Exercise goal:
Repeat word for word the stretch of the records below from the line containing "svg-text:1000.00: 1000.00 xyxy=(1855,900,1902,915)" through the line containing "svg-text:21000.00: 21000.00 xyxy=(1855,169,1909,184)", including both of those lines.

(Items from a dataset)
-----

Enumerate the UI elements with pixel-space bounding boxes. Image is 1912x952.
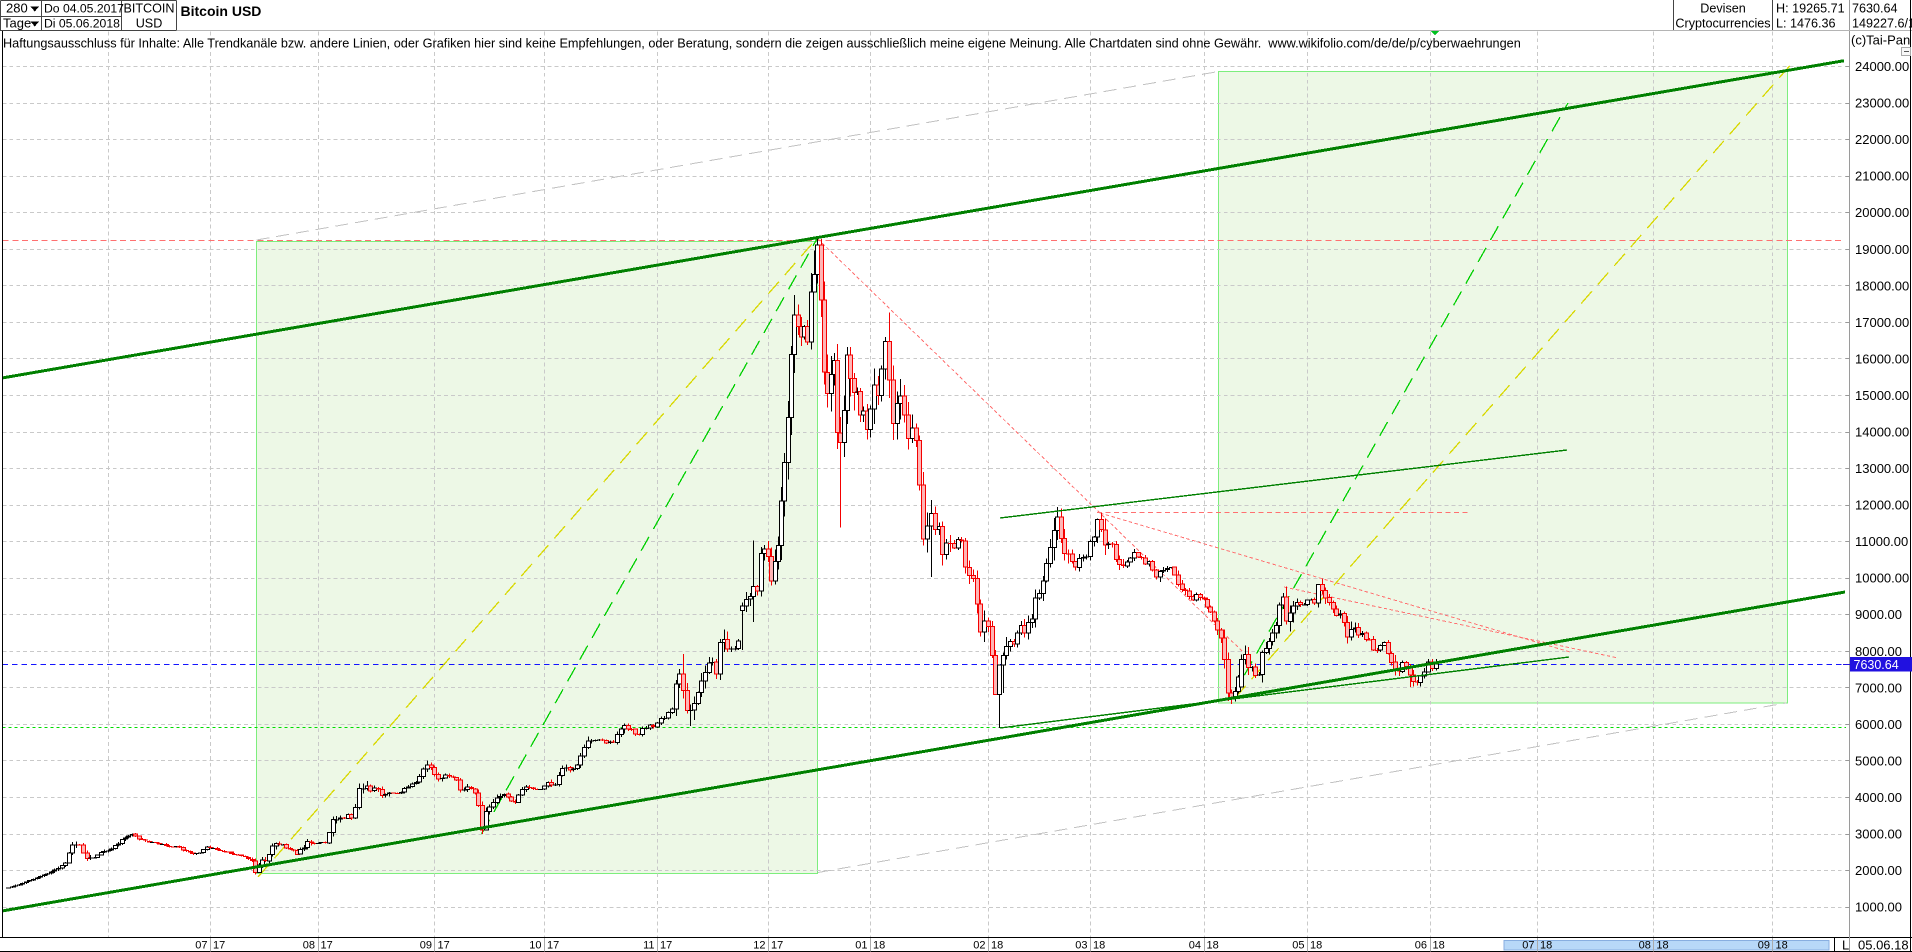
svg-text:1000.00: 1000.00 xyxy=(1855,900,1902,915)
svg-text:07: 07 xyxy=(1522,940,1534,952)
svg-text:Do 04.05.2017: Do 04.05.2017 xyxy=(44,2,124,16)
svg-text:08: 08 xyxy=(303,940,315,952)
svg-text:11000.00: 11000.00 xyxy=(1855,534,1908,549)
svg-text:L: 1476.36: L: 1476.36 xyxy=(1776,17,1836,31)
svg-text:18: 18 xyxy=(1656,940,1668,952)
svg-text:18: 18 xyxy=(873,940,885,952)
svg-text:7000.00: 7000.00 xyxy=(1855,680,1902,695)
svg-text:07: 07 xyxy=(195,940,207,952)
svg-text:18: 18 xyxy=(1540,940,1552,952)
svg-text:18: 18 xyxy=(1093,940,1105,952)
svg-text:17: 17 xyxy=(321,940,333,952)
svg-text:10000.00: 10000.00 xyxy=(1855,571,1909,586)
svg-text:149227.6/1: 149227.6/1 xyxy=(1852,17,1912,31)
svg-text:17: 17 xyxy=(771,940,783,952)
svg-text:4000.00: 4000.00 xyxy=(1855,790,1902,805)
svg-text:Di 05.06.2018: Di 05.06.2018 xyxy=(44,17,120,31)
svg-text:17: 17 xyxy=(547,940,559,952)
svg-text:13000.00: 13000.00 xyxy=(1855,461,1909,476)
svg-text:11: 11 xyxy=(643,940,654,952)
svg-text:15000.00: 15000.00 xyxy=(1855,388,1909,403)
svg-text:09: 09 xyxy=(420,940,432,952)
svg-text:21000.00: 21000.00 xyxy=(1855,169,1909,184)
svg-text:18: 18 xyxy=(1310,940,1322,952)
svg-text:18: 18 xyxy=(1207,940,1219,952)
svg-text:6000.00: 6000.00 xyxy=(1855,717,1902,732)
svg-text:02: 02 xyxy=(973,940,985,952)
svg-text:24000.00: 24000.00 xyxy=(1855,59,1909,74)
svg-text:3000.00: 3000.00 xyxy=(1855,827,1902,842)
svg-text:17: 17 xyxy=(213,940,225,952)
svg-text:18: 18 xyxy=(991,940,1003,952)
svg-text:Haftungsausschluss für Inhalte: Haftungsausschluss für Inhalte: Alle Tre… xyxy=(3,37,1521,51)
svg-text:20000.00: 20000.00 xyxy=(1855,205,1909,220)
svg-text:Tage: Tage xyxy=(3,16,31,31)
svg-text:18: 18 xyxy=(1776,940,1788,952)
svg-text:23000.00: 23000.00 xyxy=(1855,96,1909,111)
svg-text:18: 18 xyxy=(1433,940,1445,952)
svg-text:01: 01 xyxy=(855,940,867,952)
svg-text:17: 17 xyxy=(438,940,450,952)
svg-text:05.06.18: 05.06.18 xyxy=(1858,938,1909,952)
svg-text:10: 10 xyxy=(529,940,541,952)
svg-text:14000.00: 14000.00 xyxy=(1855,425,1909,440)
svg-text:L: L xyxy=(1842,938,1849,952)
svg-text:Devisen: Devisen xyxy=(1700,2,1746,16)
svg-text:05: 05 xyxy=(1292,940,1304,952)
svg-text:(c)Tai-Pan: (c)Tai-Pan xyxy=(1851,33,1910,48)
svg-text:BITCOIN: BITCOIN xyxy=(123,2,174,16)
svg-text:USD: USD xyxy=(136,17,163,31)
svg-text:17: 17 xyxy=(660,940,672,952)
svg-text:16000.00: 16000.00 xyxy=(1855,351,1909,366)
svg-text:17000.00: 17000.00 xyxy=(1855,315,1909,330)
svg-text:04: 04 xyxy=(1189,940,1201,952)
svg-text:08: 08 xyxy=(1639,940,1651,952)
svg-text:H: 19265.71: H: 19265.71 xyxy=(1776,2,1845,16)
svg-text:8000.00: 8000.00 xyxy=(1855,644,1902,659)
svg-text:2000.00: 2000.00 xyxy=(1855,863,1902,878)
svg-text:03: 03 xyxy=(1075,940,1087,952)
svg-text:06: 06 xyxy=(1415,940,1427,952)
svg-text:7630.64: 7630.64 xyxy=(1852,2,1898,16)
svg-text:12000.00: 12000.00 xyxy=(1855,498,1909,513)
svg-text:5000.00: 5000.00 xyxy=(1855,754,1902,769)
svg-text:9000.00: 9000.00 xyxy=(1855,607,1902,622)
svg-text:18000.00: 18000.00 xyxy=(1855,278,1909,293)
svg-text:7630.64: 7630.64 xyxy=(1854,658,1899,672)
svg-text:12: 12 xyxy=(753,940,765,952)
svg-text:22000.00: 22000.00 xyxy=(1855,132,1909,147)
svg-text:19000.00: 19000.00 xyxy=(1855,242,1909,257)
svg-text:280: 280 xyxy=(6,1,28,16)
svg-text:Cryptocurrencies: Cryptocurrencies xyxy=(1675,17,1770,31)
svg-text:09: 09 xyxy=(1758,940,1770,952)
svg-text:Bitcoin USD: Bitcoin USD xyxy=(181,3,262,19)
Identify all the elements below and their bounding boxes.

-----

Exercise solution:
svg-text:1000.00: 1000.00 xyxy=(1855,900,1902,915)
svg-text:07: 07 xyxy=(1522,940,1534,952)
svg-text:Do 04.05.2017: Do 04.05.2017 xyxy=(44,2,124,16)
svg-text:08: 08 xyxy=(303,940,315,952)
svg-text:11000.00: 11000.00 xyxy=(1855,534,1908,549)
svg-text:L: 1476.36: L: 1476.36 xyxy=(1776,17,1836,31)
svg-text:18: 18 xyxy=(1656,940,1668,952)
svg-text:18: 18 xyxy=(873,940,885,952)
svg-text:7000.00: 7000.00 xyxy=(1855,680,1902,695)
svg-text:07: 07 xyxy=(195,940,207,952)
svg-text:18: 18 xyxy=(1540,940,1552,952)
svg-text:18: 18 xyxy=(1093,940,1105,952)
svg-text:17: 17 xyxy=(321,940,333,952)
svg-text:10000.00: 10000.00 xyxy=(1855,571,1909,586)
svg-text:149227.6/1: 149227.6/1 xyxy=(1852,17,1912,31)
svg-text:17: 17 xyxy=(771,940,783,952)
svg-text:4000.00: 4000.00 xyxy=(1855,790,1902,805)
svg-text:Di 05.06.2018: Di 05.06.2018 xyxy=(44,17,120,31)
svg-text:17: 17 xyxy=(547,940,559,952)
svg-text:13000.00: 13000.00 xyxy=(1855,461,1909,476)
svg-text:11: 11 xyxy=(643,940,654,952)
svg-text:15000.00: 15000.00 xyxy=(1855,388,1909,403)
svg-text:09: 09 xyxy=(420,940,432,952)
svg-text:21000.00: 21000.00 xyxy=(1855,169,1909,184)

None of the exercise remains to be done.